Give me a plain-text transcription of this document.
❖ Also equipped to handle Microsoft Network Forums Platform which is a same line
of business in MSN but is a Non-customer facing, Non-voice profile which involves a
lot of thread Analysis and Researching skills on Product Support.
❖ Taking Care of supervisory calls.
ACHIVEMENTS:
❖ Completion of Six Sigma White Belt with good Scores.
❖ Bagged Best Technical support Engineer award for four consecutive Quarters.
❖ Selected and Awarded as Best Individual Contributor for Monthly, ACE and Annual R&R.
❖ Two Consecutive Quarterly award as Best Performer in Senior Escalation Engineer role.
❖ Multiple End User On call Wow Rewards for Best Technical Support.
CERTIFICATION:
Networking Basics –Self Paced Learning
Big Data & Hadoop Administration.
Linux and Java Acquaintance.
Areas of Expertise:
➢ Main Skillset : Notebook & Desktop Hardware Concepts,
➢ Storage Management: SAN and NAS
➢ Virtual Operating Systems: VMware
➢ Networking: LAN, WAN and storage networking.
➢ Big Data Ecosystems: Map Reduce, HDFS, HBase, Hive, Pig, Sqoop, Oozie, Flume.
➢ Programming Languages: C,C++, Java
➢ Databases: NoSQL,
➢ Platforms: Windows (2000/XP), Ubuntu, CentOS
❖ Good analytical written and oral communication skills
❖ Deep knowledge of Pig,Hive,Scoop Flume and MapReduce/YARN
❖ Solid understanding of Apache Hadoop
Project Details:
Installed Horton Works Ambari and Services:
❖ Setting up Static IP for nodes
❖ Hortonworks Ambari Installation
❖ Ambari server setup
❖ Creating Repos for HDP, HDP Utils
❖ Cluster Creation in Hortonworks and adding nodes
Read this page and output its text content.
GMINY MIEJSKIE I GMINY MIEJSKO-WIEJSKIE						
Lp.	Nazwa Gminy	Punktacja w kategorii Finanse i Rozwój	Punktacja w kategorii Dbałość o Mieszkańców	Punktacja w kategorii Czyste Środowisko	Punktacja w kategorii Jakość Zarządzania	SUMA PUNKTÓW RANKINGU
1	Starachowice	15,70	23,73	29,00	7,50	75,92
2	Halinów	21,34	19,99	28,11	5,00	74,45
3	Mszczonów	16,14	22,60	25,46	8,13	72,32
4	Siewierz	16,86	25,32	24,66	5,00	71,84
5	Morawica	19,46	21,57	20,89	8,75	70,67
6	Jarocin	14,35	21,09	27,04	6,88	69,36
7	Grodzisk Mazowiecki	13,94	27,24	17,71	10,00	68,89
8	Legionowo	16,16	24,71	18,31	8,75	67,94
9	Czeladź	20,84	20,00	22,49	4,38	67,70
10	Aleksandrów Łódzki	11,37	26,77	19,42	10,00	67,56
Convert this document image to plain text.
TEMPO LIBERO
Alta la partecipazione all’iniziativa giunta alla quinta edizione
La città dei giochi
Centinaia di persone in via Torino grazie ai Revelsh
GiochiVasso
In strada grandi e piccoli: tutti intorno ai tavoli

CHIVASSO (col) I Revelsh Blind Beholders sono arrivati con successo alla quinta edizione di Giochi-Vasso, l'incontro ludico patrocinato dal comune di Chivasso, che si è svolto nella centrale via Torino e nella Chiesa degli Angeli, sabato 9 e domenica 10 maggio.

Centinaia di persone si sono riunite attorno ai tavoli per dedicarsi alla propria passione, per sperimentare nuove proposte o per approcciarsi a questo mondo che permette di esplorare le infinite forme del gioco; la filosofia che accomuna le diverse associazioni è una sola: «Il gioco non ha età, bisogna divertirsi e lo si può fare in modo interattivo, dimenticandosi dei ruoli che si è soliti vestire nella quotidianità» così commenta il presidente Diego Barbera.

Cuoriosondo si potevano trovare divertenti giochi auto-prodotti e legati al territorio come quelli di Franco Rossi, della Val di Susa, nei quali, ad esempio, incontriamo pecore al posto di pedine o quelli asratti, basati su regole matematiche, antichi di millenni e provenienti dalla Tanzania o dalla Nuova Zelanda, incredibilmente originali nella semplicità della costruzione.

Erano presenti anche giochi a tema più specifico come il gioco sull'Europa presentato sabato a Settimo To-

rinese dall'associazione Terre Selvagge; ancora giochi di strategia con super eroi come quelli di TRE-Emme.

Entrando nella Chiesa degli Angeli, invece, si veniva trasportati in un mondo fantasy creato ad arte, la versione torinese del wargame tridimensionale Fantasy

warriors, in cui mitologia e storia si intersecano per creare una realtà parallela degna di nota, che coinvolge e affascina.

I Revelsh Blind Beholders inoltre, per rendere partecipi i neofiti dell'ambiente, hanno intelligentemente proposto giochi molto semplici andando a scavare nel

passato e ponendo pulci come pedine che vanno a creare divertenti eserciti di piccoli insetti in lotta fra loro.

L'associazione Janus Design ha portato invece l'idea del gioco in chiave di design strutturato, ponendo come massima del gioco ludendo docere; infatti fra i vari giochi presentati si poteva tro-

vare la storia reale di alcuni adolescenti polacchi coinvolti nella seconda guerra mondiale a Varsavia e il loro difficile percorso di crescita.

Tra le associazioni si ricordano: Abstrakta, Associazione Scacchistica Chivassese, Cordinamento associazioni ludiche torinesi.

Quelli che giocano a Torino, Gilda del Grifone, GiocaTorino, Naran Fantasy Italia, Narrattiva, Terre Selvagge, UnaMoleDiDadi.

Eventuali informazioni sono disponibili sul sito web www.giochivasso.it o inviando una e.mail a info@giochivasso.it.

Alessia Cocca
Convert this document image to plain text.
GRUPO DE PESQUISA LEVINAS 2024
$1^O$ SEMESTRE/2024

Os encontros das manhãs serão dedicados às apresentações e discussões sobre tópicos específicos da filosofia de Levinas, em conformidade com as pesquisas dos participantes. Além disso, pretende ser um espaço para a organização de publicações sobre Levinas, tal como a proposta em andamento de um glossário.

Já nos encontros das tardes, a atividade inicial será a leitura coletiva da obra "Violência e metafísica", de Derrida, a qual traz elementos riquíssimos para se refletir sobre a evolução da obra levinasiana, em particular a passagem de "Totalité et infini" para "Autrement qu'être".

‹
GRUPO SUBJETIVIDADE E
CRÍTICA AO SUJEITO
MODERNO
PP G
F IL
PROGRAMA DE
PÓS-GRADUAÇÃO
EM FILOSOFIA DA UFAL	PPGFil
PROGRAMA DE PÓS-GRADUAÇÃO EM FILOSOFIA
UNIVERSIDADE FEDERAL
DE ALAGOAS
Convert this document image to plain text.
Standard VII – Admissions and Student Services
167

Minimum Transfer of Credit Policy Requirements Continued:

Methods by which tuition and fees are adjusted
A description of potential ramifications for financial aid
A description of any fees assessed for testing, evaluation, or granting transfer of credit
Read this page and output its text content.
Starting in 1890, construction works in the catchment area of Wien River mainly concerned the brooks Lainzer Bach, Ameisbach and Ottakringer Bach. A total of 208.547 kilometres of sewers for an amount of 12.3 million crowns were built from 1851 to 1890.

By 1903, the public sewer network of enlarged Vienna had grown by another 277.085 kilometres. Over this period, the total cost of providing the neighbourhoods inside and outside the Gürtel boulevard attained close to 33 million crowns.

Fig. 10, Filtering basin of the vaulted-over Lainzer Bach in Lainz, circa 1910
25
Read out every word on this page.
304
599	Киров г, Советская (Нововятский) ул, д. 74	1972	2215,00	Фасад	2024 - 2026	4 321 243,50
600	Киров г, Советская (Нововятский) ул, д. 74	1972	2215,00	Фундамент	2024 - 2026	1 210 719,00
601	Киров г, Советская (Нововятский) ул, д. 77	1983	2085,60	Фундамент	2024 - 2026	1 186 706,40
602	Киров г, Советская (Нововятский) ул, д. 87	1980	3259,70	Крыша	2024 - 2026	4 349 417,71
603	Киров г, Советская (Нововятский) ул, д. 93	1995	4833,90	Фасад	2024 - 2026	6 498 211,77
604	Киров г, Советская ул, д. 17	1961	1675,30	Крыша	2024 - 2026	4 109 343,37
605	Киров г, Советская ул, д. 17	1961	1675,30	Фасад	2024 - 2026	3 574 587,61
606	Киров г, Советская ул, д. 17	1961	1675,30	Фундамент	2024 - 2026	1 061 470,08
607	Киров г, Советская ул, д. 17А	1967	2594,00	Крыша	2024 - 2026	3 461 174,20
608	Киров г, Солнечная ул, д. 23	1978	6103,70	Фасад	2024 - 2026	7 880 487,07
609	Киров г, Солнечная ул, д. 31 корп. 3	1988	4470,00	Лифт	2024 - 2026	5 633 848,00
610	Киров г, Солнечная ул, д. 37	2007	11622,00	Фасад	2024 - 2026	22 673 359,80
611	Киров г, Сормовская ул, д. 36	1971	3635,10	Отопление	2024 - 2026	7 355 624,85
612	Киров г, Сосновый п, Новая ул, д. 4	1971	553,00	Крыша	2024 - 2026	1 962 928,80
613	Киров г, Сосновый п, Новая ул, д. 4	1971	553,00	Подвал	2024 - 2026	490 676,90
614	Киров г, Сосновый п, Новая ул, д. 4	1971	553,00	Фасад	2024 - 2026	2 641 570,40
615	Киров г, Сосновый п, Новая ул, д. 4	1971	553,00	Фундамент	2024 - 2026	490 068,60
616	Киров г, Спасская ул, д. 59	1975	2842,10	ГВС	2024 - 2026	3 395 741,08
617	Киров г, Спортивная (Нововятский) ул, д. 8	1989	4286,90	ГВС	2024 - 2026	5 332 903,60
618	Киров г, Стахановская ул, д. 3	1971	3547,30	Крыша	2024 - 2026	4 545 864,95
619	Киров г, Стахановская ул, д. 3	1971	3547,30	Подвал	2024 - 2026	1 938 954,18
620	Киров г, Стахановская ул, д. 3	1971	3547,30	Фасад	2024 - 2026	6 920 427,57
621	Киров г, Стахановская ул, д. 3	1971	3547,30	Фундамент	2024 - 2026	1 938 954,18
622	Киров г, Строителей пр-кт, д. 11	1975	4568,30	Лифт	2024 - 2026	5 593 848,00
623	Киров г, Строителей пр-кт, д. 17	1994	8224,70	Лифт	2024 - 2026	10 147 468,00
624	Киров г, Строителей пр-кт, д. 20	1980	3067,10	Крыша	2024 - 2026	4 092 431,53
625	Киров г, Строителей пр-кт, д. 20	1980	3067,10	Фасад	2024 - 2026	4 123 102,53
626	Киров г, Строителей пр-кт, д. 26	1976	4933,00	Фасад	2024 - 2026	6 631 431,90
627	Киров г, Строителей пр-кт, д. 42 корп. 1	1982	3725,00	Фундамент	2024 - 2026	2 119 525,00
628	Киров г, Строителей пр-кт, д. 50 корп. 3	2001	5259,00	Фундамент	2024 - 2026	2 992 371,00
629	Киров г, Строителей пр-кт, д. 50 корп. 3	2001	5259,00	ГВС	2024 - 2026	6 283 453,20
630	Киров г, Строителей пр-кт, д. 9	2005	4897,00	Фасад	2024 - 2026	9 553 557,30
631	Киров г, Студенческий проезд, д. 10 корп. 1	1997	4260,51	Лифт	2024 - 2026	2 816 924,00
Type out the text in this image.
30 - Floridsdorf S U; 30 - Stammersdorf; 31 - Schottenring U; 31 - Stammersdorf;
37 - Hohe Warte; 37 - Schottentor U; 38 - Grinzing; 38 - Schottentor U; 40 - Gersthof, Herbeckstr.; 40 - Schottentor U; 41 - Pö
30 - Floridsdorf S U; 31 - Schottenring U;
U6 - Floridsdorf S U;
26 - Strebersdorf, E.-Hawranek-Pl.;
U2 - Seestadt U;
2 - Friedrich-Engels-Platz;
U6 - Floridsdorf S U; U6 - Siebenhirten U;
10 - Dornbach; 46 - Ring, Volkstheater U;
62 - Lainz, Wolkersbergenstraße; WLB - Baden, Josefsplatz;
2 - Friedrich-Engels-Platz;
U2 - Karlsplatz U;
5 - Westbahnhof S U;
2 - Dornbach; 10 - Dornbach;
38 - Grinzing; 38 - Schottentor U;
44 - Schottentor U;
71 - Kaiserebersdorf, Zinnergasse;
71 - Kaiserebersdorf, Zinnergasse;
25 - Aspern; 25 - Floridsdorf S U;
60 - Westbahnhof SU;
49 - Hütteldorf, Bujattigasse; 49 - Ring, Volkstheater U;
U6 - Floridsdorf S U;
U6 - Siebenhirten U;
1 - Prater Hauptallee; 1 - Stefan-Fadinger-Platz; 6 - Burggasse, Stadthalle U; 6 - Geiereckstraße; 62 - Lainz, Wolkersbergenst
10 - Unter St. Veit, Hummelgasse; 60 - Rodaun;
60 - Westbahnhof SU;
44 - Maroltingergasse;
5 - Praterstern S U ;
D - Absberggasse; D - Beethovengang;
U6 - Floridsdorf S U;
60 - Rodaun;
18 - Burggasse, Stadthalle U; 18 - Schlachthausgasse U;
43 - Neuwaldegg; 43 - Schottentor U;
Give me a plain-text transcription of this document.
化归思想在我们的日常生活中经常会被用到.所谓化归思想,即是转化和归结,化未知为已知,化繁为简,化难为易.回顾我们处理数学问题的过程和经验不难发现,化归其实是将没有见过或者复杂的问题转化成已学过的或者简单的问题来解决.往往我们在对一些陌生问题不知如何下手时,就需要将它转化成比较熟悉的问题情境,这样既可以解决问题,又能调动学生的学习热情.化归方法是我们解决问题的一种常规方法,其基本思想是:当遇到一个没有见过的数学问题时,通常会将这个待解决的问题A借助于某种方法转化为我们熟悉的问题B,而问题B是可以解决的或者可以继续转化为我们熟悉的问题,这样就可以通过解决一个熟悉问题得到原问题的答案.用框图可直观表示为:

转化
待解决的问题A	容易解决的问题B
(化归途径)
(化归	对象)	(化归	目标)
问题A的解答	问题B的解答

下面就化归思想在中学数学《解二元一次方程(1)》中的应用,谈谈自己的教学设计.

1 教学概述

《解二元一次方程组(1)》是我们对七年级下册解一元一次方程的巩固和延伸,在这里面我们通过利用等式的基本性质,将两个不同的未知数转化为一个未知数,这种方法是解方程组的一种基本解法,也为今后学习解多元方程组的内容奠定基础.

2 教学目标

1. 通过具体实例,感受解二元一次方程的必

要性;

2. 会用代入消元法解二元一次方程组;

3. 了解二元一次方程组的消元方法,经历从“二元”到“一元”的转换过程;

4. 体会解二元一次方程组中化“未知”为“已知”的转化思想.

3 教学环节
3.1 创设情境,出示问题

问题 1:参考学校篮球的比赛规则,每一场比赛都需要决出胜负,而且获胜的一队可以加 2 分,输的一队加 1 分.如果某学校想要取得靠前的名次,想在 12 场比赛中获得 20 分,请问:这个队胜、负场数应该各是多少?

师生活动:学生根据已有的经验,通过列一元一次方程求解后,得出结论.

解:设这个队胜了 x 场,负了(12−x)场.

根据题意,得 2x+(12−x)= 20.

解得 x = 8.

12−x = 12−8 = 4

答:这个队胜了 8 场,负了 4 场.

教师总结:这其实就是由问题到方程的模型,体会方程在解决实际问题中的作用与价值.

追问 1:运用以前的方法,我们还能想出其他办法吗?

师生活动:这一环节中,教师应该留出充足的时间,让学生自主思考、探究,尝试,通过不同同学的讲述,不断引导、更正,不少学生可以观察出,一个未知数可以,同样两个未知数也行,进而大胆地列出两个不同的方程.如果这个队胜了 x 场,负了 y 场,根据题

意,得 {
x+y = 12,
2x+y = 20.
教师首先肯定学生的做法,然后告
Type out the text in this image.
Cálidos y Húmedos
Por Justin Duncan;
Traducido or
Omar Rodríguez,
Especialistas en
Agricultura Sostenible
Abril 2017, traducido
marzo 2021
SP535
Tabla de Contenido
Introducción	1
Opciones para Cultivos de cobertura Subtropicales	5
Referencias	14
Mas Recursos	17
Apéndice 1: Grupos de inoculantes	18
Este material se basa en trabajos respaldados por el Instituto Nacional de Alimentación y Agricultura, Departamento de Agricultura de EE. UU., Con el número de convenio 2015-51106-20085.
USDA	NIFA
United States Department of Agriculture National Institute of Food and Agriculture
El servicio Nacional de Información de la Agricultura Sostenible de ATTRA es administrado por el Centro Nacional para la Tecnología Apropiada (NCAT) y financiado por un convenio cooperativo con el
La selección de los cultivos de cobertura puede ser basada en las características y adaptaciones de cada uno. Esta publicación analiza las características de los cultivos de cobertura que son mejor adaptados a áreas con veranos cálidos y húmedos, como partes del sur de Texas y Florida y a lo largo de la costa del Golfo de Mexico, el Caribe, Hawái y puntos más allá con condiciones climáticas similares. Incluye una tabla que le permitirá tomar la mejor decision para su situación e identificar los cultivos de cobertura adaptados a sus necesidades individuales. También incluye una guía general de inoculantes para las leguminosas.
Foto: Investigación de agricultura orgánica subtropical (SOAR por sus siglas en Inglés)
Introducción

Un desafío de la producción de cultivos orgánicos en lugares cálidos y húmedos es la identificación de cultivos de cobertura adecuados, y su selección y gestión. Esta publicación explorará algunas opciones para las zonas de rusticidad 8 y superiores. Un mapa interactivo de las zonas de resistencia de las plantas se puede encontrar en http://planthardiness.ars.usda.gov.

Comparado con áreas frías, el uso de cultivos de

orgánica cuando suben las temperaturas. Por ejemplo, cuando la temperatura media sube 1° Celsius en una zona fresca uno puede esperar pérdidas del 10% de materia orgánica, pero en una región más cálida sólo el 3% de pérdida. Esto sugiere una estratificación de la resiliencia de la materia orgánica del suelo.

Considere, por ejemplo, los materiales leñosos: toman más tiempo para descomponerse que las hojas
┄┄┄┄┄┄
SHORT EXERCISE: In the records above, locate the lines holding the word "piccoli". Copy each of them.

CORRECT ANSWER:
In strada grandi e piccoli: tutti intorno ai tavoli
passato e ponendo pulci come pedine che vanno a creare divertenti eserciti di piccoli insetti in lotta fra loro.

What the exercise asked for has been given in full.